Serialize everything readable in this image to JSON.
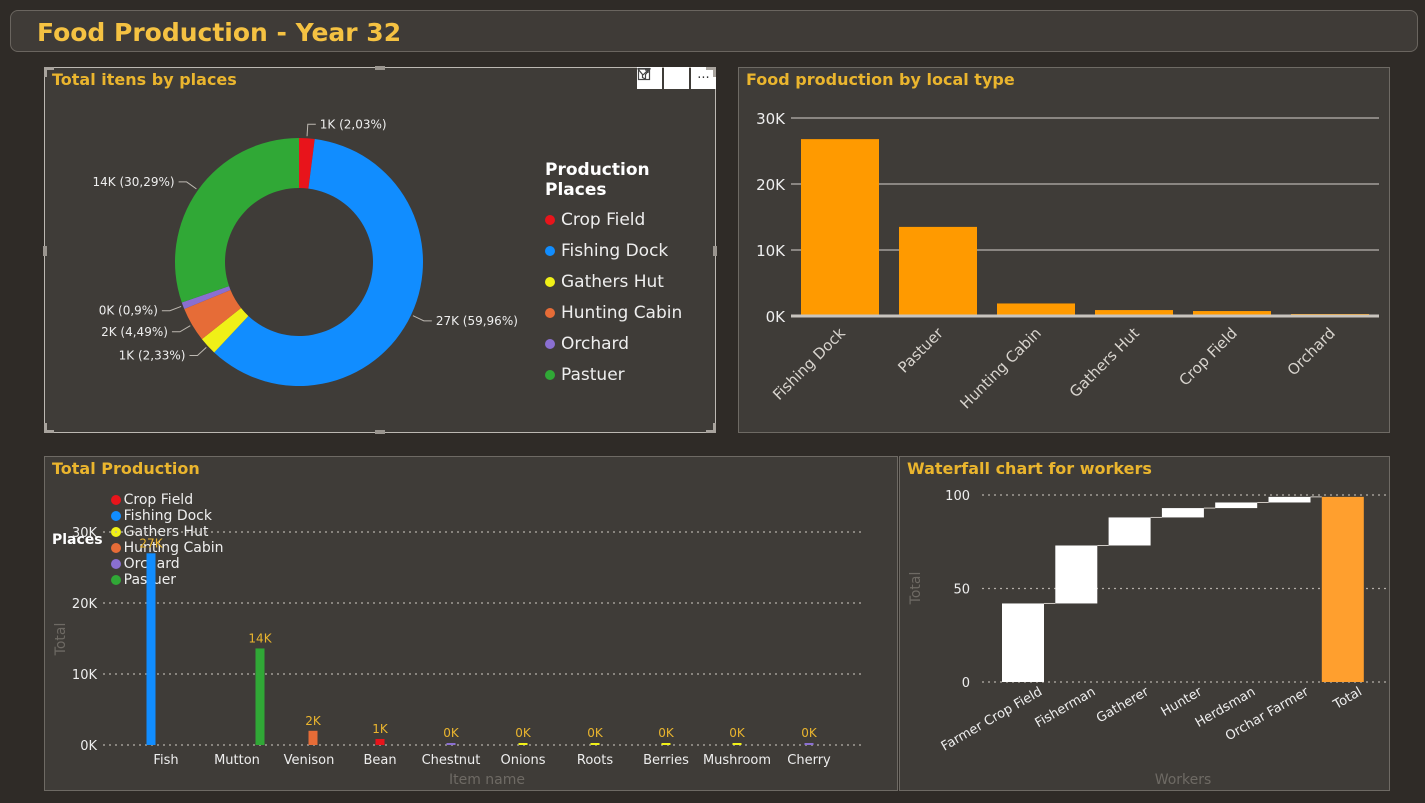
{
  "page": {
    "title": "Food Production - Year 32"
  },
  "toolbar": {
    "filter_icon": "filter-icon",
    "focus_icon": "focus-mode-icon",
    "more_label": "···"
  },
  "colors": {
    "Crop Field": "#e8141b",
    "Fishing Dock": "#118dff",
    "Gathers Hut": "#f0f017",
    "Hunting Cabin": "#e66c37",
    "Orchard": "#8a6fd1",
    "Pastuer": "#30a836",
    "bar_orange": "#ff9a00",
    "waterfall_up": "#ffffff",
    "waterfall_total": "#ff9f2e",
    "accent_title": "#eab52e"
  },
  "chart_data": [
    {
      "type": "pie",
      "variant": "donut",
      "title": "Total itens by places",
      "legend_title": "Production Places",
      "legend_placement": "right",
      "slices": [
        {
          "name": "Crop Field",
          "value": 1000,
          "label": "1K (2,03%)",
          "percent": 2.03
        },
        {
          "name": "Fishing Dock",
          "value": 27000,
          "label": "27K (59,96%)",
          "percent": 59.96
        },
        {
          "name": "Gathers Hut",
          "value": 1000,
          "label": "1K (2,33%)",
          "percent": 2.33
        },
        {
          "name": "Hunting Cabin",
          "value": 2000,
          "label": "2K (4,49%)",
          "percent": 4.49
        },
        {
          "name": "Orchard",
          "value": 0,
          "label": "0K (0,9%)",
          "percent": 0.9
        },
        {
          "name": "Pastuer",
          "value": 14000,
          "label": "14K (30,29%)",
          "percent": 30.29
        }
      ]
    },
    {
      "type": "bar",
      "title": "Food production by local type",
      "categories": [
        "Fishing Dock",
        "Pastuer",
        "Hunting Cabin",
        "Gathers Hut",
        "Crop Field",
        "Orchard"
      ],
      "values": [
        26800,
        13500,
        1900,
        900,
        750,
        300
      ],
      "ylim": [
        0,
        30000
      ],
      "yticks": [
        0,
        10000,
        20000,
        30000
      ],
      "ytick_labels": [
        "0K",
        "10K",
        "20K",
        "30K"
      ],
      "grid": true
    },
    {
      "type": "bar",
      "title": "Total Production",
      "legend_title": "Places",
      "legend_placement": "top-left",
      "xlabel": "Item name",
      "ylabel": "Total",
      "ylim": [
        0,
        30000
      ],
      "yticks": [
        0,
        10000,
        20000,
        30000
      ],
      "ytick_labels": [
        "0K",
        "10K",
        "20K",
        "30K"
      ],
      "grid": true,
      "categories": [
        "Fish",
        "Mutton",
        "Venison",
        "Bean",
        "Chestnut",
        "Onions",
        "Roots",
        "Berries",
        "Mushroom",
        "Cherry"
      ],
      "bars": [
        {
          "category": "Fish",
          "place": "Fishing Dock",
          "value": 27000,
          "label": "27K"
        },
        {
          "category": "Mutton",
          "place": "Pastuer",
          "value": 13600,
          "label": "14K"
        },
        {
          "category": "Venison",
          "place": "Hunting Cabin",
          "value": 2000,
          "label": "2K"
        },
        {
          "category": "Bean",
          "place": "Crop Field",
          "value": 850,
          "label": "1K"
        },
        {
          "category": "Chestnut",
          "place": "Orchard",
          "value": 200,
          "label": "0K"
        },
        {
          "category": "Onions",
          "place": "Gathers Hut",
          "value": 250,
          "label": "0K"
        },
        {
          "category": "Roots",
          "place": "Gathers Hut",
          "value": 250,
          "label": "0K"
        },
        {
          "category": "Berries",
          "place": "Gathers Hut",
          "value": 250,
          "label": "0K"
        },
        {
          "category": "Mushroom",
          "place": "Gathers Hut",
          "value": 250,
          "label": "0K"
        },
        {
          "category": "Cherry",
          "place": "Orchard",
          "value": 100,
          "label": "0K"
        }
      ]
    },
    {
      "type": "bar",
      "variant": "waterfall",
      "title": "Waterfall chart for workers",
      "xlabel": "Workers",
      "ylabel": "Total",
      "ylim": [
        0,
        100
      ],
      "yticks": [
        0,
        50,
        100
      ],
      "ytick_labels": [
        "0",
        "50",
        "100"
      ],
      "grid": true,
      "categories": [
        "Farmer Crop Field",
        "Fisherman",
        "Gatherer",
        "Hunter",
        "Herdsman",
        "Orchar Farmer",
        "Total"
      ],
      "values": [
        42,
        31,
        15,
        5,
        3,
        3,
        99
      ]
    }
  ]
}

_ _ _ _

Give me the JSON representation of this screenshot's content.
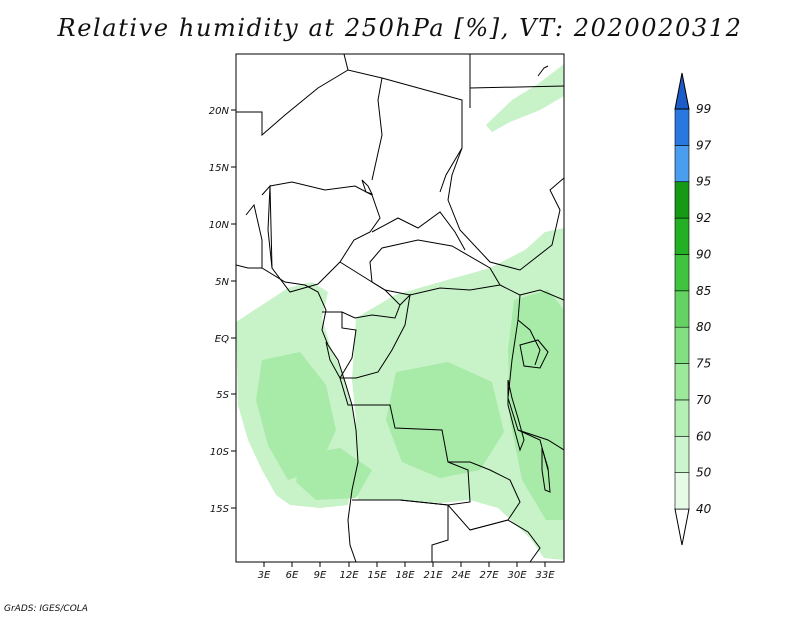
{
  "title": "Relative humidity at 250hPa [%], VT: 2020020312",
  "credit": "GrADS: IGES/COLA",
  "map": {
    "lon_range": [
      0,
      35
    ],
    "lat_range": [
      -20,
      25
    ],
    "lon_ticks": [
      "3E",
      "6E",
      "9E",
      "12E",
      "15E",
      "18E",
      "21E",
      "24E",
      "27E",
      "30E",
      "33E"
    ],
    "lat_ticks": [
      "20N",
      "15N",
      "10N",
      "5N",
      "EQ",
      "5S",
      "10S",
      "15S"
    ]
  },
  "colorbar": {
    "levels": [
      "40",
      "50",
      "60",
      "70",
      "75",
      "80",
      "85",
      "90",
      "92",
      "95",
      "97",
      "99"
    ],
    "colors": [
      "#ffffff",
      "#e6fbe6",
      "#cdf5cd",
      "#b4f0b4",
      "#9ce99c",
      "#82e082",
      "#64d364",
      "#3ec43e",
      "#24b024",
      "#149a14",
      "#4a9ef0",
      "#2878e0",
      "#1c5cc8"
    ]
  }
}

_ _ _ _

- Exercise directions -
Provide solely the number of lines in the data that include the word "JSON".

- Written answer -
2